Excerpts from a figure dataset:
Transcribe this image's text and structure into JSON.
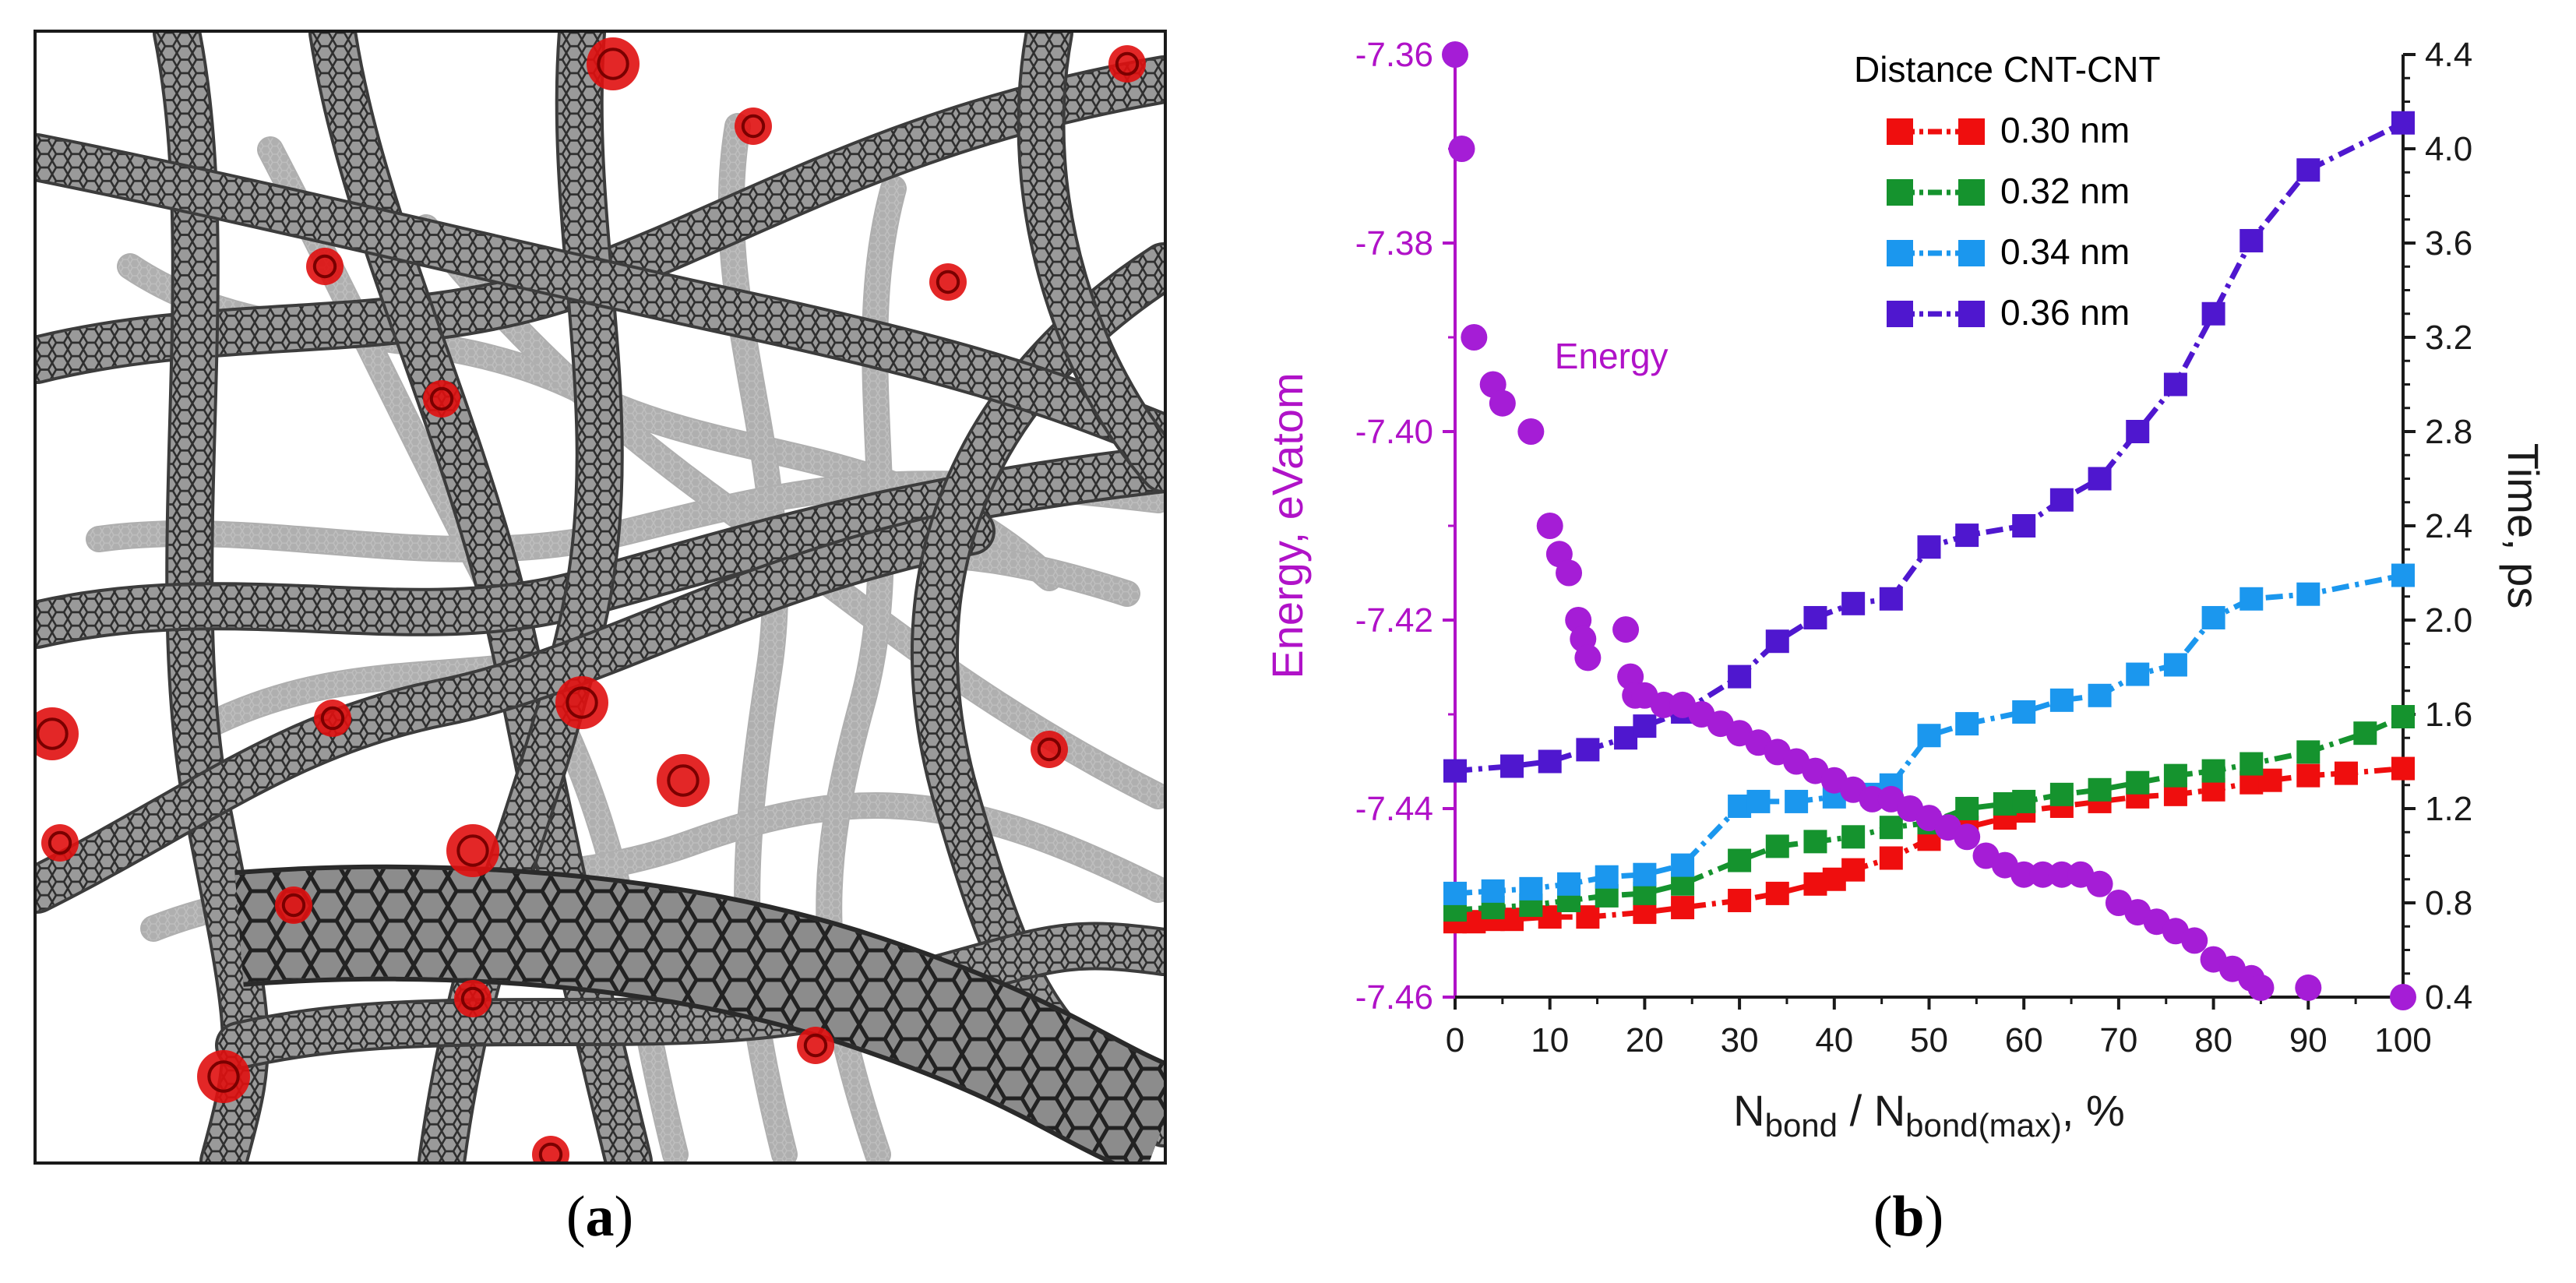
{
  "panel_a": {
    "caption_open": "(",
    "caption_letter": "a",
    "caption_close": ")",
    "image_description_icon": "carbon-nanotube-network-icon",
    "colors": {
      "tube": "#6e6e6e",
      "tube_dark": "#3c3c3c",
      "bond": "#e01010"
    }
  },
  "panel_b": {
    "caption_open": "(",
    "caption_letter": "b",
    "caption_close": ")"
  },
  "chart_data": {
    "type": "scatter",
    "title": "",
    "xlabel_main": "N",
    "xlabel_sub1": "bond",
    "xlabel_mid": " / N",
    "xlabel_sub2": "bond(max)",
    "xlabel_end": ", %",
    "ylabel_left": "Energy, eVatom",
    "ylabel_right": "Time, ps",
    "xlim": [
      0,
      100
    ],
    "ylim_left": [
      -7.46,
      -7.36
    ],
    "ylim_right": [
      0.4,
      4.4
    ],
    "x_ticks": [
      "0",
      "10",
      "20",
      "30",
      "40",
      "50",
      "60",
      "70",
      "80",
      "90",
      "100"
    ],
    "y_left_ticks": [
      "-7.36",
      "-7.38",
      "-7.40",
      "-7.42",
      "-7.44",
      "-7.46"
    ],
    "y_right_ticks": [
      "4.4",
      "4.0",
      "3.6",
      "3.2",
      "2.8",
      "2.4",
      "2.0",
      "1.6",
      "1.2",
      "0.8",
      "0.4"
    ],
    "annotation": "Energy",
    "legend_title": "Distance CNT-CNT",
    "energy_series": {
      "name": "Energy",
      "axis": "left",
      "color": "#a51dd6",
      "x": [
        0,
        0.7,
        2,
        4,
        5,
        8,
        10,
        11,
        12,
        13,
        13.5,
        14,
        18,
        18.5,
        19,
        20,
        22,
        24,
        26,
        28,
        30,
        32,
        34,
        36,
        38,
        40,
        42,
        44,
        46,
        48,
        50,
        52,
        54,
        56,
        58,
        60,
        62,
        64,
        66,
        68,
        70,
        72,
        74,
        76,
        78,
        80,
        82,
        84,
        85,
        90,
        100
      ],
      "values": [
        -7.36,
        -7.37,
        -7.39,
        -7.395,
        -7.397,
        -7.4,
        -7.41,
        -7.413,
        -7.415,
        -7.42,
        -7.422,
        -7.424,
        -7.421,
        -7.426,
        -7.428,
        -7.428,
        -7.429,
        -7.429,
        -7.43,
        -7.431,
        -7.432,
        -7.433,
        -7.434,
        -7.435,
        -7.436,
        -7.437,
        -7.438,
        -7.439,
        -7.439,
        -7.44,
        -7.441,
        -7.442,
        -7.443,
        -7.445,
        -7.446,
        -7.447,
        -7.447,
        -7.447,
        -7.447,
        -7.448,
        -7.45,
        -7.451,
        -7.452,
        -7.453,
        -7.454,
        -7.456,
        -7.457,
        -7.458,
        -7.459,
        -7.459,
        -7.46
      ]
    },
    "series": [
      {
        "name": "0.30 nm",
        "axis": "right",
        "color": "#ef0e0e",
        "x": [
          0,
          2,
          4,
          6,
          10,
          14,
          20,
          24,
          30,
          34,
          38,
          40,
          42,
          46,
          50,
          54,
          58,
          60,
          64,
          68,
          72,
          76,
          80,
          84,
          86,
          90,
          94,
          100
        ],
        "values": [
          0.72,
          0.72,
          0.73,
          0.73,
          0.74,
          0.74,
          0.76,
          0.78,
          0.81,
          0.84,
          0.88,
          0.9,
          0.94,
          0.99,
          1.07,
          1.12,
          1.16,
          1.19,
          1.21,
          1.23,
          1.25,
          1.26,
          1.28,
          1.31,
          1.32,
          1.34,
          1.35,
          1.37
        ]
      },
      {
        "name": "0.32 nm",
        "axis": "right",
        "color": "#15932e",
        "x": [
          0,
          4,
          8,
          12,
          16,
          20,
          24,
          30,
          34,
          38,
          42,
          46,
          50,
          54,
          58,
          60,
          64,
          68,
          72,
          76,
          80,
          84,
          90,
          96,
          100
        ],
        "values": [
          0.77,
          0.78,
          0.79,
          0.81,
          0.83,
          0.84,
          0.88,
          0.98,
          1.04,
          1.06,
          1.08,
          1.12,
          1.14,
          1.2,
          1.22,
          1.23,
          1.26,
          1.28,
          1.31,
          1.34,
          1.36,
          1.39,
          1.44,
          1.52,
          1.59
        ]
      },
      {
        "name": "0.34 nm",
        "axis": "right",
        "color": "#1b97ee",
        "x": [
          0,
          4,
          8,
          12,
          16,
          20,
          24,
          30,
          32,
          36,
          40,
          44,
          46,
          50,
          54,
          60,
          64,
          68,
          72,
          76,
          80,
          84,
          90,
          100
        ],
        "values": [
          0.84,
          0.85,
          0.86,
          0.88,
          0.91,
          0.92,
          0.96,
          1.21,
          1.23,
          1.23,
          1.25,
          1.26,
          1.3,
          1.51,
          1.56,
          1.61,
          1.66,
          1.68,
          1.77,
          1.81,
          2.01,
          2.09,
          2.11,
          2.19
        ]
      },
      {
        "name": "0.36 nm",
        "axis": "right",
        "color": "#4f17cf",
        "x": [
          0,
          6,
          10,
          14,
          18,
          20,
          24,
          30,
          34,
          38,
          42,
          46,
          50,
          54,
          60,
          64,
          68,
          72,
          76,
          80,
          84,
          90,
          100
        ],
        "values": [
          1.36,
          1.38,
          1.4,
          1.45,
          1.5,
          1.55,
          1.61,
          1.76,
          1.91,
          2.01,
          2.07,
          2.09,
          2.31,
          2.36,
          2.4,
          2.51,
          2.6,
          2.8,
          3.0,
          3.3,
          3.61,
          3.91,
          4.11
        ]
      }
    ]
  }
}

--

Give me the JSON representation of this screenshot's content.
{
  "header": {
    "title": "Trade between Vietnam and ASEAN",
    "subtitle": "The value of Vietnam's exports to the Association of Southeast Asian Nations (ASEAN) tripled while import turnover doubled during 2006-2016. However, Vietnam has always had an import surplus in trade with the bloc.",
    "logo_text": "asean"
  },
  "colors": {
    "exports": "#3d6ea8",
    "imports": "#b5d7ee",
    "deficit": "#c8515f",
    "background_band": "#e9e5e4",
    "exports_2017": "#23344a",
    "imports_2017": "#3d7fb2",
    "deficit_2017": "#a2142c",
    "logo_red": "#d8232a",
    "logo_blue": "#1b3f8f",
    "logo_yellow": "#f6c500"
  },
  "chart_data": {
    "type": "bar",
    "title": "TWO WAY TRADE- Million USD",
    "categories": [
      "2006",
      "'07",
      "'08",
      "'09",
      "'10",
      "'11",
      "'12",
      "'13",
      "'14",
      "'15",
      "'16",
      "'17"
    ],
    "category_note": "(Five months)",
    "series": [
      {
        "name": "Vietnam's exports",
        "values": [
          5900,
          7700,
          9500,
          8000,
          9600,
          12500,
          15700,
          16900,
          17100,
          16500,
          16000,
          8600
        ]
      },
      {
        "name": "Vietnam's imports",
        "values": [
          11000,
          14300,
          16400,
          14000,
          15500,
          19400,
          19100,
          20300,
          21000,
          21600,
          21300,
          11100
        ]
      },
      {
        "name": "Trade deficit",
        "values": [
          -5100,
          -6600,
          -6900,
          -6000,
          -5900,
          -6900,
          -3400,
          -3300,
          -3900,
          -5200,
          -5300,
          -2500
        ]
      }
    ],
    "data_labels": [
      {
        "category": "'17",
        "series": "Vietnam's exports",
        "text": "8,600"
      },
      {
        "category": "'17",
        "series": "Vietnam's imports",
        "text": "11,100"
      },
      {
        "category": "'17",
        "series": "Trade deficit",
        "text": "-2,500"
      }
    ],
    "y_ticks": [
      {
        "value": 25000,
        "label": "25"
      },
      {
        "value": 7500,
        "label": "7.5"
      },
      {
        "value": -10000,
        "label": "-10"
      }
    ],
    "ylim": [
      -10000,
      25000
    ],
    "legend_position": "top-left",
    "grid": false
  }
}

GOAL =
From the listing above, pick out each line where the word "bond" appears.

IN RESPONSE =
      "bond": "#e01010"
    "xlabel_sub1": "bond",
    "xlabel_sub2": "bond(max)",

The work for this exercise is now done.